[Required task]:
Retype the full set of records. Keep every character identical.

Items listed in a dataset
************

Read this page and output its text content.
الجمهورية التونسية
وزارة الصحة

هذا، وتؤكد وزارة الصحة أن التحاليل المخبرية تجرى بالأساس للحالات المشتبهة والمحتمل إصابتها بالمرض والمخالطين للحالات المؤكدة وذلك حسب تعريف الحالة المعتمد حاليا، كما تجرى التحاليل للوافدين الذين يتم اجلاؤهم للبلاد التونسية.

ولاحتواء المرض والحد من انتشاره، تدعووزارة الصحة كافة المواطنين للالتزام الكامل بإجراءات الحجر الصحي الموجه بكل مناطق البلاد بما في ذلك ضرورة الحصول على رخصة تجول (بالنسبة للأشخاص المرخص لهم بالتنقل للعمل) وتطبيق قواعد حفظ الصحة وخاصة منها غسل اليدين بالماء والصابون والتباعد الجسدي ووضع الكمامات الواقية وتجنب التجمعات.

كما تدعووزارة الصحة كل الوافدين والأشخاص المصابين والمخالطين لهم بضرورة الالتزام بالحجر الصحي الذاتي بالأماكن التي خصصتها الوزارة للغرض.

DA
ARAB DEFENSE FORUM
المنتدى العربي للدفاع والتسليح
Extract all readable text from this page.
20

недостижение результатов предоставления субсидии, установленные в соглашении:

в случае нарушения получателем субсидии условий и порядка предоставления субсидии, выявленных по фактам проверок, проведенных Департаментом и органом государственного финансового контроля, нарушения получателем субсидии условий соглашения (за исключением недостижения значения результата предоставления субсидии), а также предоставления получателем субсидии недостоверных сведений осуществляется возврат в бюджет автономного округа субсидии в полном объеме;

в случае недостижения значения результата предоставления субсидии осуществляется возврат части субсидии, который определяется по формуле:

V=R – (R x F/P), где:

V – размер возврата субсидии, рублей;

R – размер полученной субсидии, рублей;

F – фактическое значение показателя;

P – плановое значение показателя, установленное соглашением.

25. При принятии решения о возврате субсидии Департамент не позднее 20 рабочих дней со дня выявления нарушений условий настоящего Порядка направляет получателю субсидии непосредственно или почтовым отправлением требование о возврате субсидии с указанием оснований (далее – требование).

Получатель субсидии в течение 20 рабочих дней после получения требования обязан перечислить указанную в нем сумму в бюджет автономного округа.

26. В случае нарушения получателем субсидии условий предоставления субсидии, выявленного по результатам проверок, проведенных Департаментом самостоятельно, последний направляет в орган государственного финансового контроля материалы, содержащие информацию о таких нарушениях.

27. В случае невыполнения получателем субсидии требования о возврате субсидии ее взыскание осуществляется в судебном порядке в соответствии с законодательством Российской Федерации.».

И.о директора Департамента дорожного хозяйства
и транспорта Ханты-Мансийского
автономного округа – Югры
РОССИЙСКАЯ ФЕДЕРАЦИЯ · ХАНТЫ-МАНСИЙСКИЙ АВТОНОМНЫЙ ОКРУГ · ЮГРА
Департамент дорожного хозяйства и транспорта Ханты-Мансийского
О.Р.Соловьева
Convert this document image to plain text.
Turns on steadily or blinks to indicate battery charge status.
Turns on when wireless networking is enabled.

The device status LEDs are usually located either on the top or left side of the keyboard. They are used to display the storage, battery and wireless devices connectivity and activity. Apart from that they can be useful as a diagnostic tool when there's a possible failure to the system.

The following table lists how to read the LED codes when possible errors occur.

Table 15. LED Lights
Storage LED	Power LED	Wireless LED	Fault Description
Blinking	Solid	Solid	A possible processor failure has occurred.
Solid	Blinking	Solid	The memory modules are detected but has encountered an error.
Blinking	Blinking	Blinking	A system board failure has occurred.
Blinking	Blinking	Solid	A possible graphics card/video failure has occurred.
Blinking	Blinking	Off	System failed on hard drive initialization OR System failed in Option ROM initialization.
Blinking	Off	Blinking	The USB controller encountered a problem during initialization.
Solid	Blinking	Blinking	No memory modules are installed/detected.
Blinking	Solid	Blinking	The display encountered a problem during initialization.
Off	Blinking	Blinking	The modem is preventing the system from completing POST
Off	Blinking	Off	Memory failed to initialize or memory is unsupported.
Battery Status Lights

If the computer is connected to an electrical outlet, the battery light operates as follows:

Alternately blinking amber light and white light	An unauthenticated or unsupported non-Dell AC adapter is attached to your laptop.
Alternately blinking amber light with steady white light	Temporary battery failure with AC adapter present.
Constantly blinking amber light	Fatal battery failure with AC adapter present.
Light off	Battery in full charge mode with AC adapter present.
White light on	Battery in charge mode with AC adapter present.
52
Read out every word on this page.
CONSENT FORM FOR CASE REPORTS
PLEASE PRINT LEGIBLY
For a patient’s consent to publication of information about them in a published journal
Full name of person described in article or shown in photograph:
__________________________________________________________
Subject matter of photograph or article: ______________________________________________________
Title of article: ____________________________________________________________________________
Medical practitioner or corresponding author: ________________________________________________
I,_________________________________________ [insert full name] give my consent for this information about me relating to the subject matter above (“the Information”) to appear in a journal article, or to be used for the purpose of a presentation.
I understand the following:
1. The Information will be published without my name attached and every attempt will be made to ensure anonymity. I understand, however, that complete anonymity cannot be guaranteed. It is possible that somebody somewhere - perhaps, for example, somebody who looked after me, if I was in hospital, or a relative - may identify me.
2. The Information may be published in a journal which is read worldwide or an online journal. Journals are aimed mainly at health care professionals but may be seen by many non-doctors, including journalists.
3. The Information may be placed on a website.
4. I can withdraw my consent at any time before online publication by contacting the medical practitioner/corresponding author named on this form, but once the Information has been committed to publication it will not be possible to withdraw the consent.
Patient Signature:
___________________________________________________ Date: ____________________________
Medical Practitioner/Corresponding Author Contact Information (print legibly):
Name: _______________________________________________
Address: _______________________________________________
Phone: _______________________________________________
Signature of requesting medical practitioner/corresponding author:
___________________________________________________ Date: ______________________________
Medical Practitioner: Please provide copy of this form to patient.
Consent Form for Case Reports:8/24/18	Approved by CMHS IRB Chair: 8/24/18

************

[The reply]:
Read this page and output its text content.
الجمهورية التونسية
وزارة الصحة

هذا، وتؤكد وزارة الصحة أن التحاليل المخبرية تجرى بالأساس للحالات المشتبهة والمحتمل إصابتها بالمرض والمخالطين للحالات المؤكدة وذلك حسب تعريف الحالة المعتمد حاليا، كما تجرى التحاليل للوافدين الذين يتم اجلاؤهم للبلاد التونسية.

ولاحتواء المرض والحد من انتشاره، تدعووزارة الصحة كافة المواطنين للالتزام الكامل بإجراءات الحجر الصحي الموجه بكل مناطق البلاد بما في ذلك ضرورة الحصول على رخصة تجول (بالنسبة للأشخاص المرخص لهم بالتنقل للعمل) وتطبيق قواعد حفظ الصحة وخاصة منها غسل اليدين بالماء والصابون والتباعد الجسدي ووضع الكمامات الواقية وتجنب التجمعات.

كما تدعووزارة الصحة كل الوافدين والأشخاص المصابين والمخالطين لهم بضرورة الالتزام بالحجر الصحي الذاتي بالأماكن التي خصصتها الوزارة للغرض.

DA
ARAB DEFENSE FORUM
المنتدى العربي للدفاع والتسليح
Extract all readable text from this page.
20

недостижение результатов предоставления субсидии, установленные в соглашении:

в случае нарушения получателем субсидии условий и порядка предоставления субсидии, выявленных по фактам проверок, проведенных Департаментом и органом государственного финансового контроля, нарушения получателем субсидии условий соглашения (за исключением недостижения значения результата предоставления субсидии), а также предоставления получателем субсидии недостоверных сведений осуществляется возврат в бюджет автономного округа субсидии в полном объеме;

в случае недостижения значения результата предоставления субсидии осуществляется возврат части субсидии, который определяется по формуле:

V=R – (R x F/P), где:

V – размер возврата субсидии, рублей;

R – размер полученной субсидии, рублей;

F – фактическое значение показателя;

P – плановое значение показателя, установленное соглашением.

25. При принятии решения о возврате субсидии Департамент не позднее 20 рабочих дней со дня выявления нарушений условий настоящего Порядка направляет получателю субсидии непосредственно или почтовым отправлением требование о возврате субсидии с указанием оснований (далее – требование).

Получатель субсидии в течение 20 рабочих дней после получения требования обязан перечислить указанную в нем сумму в бюджет автономного округа.

26. В случае нарушения получателем субсидии условий предоставления субсидии, выявленного по результатам проверок, проведенных Департаментом самостоятельно, последний направляет в орган государственного финансового контроля материалы, содержащие информацию о таких нарушениях.

27. В случае невыполнения получателем субсидии требования о возврате субсидии ее взыскание осуществляется в судебном порядке в соответствии с законодательством Российской Федерации.».

И.о директора Департамента дорожного хозяйства
и транспорта Ханты-Мансийского
автономного округа – Югры
РОССИЙСКАЯ ФЕДЕРАЦИЯ · ХАНТЫ-МАНСИЙСКИЙ АВТОНОМНЫЙ ОКРУГ · ЮГРА
Департамент дорожного хозяйства и транспорта Ханты-Мансийского
О.Р.Соловьева
Convert this document image to plain text.
Turns on steadily or blinks to indicate battery charge status.
Turns on when wireless networking is enabled.

The device status LEDs are usually located either on the top or left side of the keyboard. They are used to display the storage, battery and wireless devices connectivity and activity. Apart from that they can be useful as a diagnostic tool when there's a possible failure to the system.

The following table lists how to read the LED codes when possible errors occur.

Table 15. LED Lights
Storage LED	Power LED	Wireless LED	Fault Description
Blinking	Solid	Solid	A possible processor failure has occurred.
Solid	Blinking	Solid	The memory modules are detected but has encountered an error.
Blinking	Blinking	Blinking	A system board failure has occurred.
Blinking	Blinking	Solid	A possible graphics card/video failure has occurred.
Blinking	Blinking	Off	System failed on hard drive initialization OR System failed in Option ROM initialization.
Blinking	Off	Blinking	The USB controller encountered a problem during initialization.
Solid	Blinking	Blinking	No memory modules are installed/detected.
Blinking	Solid	Blinking	The display encountered a problem during initialization.
Off	Blinking	Blinking	The modem is preventing the system from completing POST
Off	Blinking	Off	Memory failed to initialize or memory is unsupported.
Battery Status Lights

If the computer is connected to an electrical outlet, the battery light operates as follows:

Alternately blinking amber light and white light	An unauthenticated or unsupported non-Dell AC adapter is attached to your laptop.
Alternately blinking amber light with steady white light	Temporary battery failure with AC adapter present.
Constantly blinking amber light	Fatal battery failure with AC adapter present.
Light off	Battery in full charge mode with AC adapter present.
White light on	Battery in charge mode with AC adapter present.
52
Read out every word on this page.
CONSENT FORM FOR CASE REPORTS
PLEASE PRINT LEGIBLY
For a patient’s consent to publication of information about them in a published journal
Full name of person described in article or shown in photograph:
__________________________________________________________
Subject matter of photograph or article: ______________________________________________________
Title of article: ____________________________________________________________________________
Medical practitioner or corresponding author: ________________________________________________
I,_________________________________________ [insert full name] give my consent for this information about me relating to the subject matter above (“the Information”) to appear in a journal article, or to be used for the purpose of a presentation.
I understand the following:
1. The Information will be published without my name attached and every attempt will be made to ensure anonymity. I understand, however, that complete anonymity cannot be guaranteed. It is possible that somebody somewhere - perhaps, for example, somebody who looked after me, if I was in hospital, or a relative - may identify me.
2. The Information may be published in a journal which is read worldwide or an online journal. Journals are aimed mainly at health care professionals but may be seen by many non-doctors, including journalists.
3. The Information may be placed on a website.
4. I can withdraw my consent at any time before online publication by contacting the medical practitioner/corresponding author named on this form, but once the Information has been committed to publication it will not be possible to withdraw the consent.
Patient Signature:
___________________________________________________ Date: ____________________________
Medical Practitioner/Corresponding Author Contact Information (print legibly):
Name: _______________________________________________
Address: _______________________________________________
Phone: _______________________________________________
Signature of requesting medical practitioner/corresponding author:
___________________________________________________ Date: ______________________________
Medical Practitioner: Please provide copy of this form to patient.
Consent Form for Case Reports:8/24/18	Approved by CMHS IRB Chair: 8/24/18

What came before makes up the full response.